* YOUR OBJECTIVE:
In the summary of the film Love Never Dies below, reproduce word for word the stretch from "In the small" through "reputation.".

* EXCERPT PROVIDED:
[start]

Love Never Dies (1921), King Vidor's eighth directorial
effort, is a tempestuous family melodrama about a young man whose mother's horrible reputation threatens his future happiness.
In the small Southern town of Ridgeville, Liz Trott (Claire McDowell)
is a notorious good time girl who with her friend Jane Holder
(Winifred Greenwood) keeps late hours entertaining gentleman. Her
bad behavior extends to the secret she keeps, that she is not the
real mother of John Trott (Lloyd Hughes), an ambitious young man who would have the world at his fingertips if not for his mother's bad
reputation.
On business in a neighboring town, John meets the lovely daughter of a respectable family, Tilly Whaley (Madge Bellamy), and woos her away from her home. The two marry and move back to Ridgeville into a dream cottage to begin their new life together. But it's not long before Tilly learns about Liz from John's mischievous, freckle-faced little sister Dora (Julia Brown). Tilly is saddened by the news, but
determined to stand by her husband. Tilly's father has other
plans, however, and flies into a rage when a gossipy former flame of Tilly's, Joel Eperson (Joe Bennett), tells him about the notorious Liz.

[end]

* SUPPLIED INFORMATION:
[start]

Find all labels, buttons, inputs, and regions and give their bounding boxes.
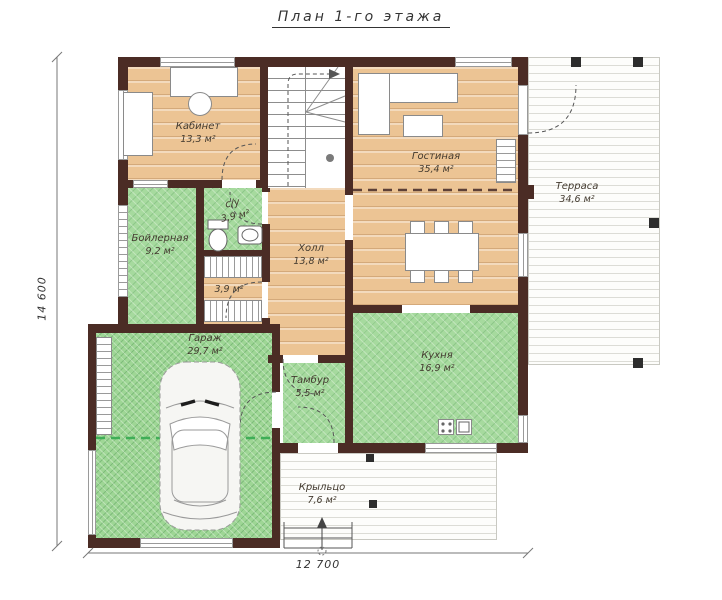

[end]

* SOLUTION:
In the small Southern town of Ridgeville, Liz Trott (Claire McDowell)
is a notorious good time girl who with her friend Jane Holder
(Winifred Greenwood) keeps late hours entertaining gentleman. Her
bad behavior extends to the secret she keeps, that she is not the
real mother of John Trott (Lloyd Hughes), an ambitious young man who would have the world at his fingertips if not for his mother's bad
reputation.